Collected data:
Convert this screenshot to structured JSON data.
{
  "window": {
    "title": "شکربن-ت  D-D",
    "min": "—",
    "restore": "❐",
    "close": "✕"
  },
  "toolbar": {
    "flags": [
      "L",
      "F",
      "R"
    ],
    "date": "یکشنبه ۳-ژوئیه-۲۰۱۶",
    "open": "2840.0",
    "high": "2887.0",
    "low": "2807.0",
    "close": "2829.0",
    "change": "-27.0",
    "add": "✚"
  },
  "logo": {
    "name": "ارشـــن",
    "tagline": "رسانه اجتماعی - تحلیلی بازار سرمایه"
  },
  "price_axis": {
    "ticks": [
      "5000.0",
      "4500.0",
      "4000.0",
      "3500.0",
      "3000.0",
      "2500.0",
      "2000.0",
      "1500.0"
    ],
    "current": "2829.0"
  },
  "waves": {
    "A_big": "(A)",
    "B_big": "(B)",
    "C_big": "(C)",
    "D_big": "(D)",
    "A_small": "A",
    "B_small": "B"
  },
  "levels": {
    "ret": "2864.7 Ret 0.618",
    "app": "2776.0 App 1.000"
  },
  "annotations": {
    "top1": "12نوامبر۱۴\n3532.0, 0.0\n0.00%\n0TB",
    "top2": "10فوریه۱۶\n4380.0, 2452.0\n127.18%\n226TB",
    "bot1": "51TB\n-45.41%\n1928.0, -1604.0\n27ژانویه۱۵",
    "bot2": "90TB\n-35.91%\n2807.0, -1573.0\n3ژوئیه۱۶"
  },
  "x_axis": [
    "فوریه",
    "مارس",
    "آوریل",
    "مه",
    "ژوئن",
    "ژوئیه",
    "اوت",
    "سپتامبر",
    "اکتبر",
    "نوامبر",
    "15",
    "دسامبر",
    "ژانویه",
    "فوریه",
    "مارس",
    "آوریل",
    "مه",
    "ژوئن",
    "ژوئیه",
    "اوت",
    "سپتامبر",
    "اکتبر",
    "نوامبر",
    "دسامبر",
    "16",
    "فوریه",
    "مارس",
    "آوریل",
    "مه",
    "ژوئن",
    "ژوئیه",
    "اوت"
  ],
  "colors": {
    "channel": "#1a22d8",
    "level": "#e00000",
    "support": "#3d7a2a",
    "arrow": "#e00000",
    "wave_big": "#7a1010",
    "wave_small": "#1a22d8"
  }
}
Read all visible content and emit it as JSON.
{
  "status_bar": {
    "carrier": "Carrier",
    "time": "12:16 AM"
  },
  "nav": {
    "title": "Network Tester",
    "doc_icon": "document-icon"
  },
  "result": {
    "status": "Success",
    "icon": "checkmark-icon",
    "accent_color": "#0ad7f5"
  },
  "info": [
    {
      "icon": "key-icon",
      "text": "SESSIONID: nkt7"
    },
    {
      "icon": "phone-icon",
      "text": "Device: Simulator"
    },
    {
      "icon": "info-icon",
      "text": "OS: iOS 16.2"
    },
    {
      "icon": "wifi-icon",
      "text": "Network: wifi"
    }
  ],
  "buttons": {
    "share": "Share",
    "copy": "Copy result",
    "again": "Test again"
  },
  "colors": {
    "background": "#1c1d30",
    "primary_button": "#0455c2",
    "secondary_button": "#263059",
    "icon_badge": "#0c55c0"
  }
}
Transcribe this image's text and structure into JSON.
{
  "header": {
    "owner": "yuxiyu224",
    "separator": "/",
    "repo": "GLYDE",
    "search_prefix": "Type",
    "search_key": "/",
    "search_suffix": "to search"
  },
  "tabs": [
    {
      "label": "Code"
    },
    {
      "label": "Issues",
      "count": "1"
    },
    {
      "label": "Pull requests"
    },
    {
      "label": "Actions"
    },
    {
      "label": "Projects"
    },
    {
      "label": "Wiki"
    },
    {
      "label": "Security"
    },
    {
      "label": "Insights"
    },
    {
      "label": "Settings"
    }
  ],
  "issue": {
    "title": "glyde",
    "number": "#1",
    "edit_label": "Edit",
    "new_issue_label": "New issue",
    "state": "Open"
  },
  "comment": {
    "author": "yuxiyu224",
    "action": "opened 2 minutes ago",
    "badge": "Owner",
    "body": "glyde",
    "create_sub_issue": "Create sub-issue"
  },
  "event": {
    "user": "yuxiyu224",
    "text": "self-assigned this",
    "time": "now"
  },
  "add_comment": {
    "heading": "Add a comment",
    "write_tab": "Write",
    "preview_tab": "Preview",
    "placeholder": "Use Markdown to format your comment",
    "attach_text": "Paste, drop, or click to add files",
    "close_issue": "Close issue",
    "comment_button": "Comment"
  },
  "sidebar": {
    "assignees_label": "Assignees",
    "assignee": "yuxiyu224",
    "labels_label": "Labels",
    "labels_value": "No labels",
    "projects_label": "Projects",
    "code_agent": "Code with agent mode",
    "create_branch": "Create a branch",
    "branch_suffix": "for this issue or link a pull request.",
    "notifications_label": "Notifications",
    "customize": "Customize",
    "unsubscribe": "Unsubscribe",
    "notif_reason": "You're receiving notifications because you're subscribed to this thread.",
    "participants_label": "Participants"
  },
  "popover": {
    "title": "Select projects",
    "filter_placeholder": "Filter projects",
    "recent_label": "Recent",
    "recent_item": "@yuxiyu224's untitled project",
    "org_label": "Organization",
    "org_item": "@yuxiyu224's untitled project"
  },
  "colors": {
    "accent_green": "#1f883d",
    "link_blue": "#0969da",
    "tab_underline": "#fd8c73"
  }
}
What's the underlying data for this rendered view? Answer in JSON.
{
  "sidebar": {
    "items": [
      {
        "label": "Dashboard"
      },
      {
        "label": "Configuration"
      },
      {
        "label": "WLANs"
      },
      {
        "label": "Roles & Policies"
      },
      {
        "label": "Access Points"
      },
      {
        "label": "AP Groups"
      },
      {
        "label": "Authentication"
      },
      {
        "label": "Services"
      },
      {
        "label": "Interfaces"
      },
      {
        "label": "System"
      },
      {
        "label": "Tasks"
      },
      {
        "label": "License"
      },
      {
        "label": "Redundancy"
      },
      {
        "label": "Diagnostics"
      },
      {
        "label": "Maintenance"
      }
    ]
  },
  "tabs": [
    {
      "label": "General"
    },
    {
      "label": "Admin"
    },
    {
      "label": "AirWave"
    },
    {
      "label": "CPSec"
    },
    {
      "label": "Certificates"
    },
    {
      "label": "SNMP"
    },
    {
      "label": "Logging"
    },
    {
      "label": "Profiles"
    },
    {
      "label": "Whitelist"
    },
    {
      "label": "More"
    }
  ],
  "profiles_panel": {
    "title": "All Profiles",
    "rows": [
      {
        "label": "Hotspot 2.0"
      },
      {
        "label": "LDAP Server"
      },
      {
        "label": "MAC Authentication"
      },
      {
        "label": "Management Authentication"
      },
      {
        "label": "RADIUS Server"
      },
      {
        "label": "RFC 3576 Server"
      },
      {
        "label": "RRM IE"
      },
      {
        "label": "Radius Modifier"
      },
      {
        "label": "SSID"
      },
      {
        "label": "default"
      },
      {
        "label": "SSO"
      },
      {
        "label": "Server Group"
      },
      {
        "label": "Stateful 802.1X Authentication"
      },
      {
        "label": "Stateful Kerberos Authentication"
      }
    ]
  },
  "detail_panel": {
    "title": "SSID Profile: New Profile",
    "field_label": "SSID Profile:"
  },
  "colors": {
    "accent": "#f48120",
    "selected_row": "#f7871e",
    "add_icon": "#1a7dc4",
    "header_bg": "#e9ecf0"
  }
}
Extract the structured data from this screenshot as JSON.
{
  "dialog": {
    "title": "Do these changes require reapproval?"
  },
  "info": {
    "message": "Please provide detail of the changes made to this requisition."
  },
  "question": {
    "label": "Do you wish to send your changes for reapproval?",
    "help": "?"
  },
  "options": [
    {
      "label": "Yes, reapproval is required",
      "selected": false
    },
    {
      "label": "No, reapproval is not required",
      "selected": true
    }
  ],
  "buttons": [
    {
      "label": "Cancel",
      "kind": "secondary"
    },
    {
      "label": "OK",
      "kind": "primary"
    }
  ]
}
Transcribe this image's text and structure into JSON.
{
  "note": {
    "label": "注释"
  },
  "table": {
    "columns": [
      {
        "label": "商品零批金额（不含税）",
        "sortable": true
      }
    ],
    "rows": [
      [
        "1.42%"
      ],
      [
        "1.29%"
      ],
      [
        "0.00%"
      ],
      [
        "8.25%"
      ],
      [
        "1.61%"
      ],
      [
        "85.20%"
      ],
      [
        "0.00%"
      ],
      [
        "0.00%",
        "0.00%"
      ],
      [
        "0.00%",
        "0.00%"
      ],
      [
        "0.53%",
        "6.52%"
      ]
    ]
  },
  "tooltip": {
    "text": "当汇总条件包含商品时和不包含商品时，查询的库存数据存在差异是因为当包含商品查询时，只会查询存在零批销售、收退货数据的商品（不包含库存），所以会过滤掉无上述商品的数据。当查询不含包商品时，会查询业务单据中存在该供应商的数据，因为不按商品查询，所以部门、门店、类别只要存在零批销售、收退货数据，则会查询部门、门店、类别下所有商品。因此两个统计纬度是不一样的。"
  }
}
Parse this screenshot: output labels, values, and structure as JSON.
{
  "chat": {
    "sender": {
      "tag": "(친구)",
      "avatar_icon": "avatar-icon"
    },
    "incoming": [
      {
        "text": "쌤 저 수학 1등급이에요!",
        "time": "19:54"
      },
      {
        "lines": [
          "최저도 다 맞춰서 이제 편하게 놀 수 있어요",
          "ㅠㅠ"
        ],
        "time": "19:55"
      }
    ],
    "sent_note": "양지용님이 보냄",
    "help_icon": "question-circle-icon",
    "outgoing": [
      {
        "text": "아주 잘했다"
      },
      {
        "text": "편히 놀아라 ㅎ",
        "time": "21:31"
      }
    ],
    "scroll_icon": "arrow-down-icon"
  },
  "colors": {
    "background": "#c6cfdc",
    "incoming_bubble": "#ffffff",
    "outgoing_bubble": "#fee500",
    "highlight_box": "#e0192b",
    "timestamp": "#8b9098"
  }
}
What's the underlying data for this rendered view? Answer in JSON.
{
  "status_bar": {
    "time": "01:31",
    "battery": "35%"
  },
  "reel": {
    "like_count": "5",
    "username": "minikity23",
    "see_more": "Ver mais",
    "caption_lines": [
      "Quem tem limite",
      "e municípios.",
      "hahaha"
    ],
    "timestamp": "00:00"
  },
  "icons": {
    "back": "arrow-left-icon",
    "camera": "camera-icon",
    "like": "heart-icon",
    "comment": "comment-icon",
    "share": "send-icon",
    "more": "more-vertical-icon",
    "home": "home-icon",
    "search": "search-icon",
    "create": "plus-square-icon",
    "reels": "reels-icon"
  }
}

Task directions:
Each line with the string "arrow" in it needs to be found and copied.

Expected answer:
    "arrow": "#e00000",
    "scroll_icon": "arrow-down-icon"
    "back": "arrow-left-icon",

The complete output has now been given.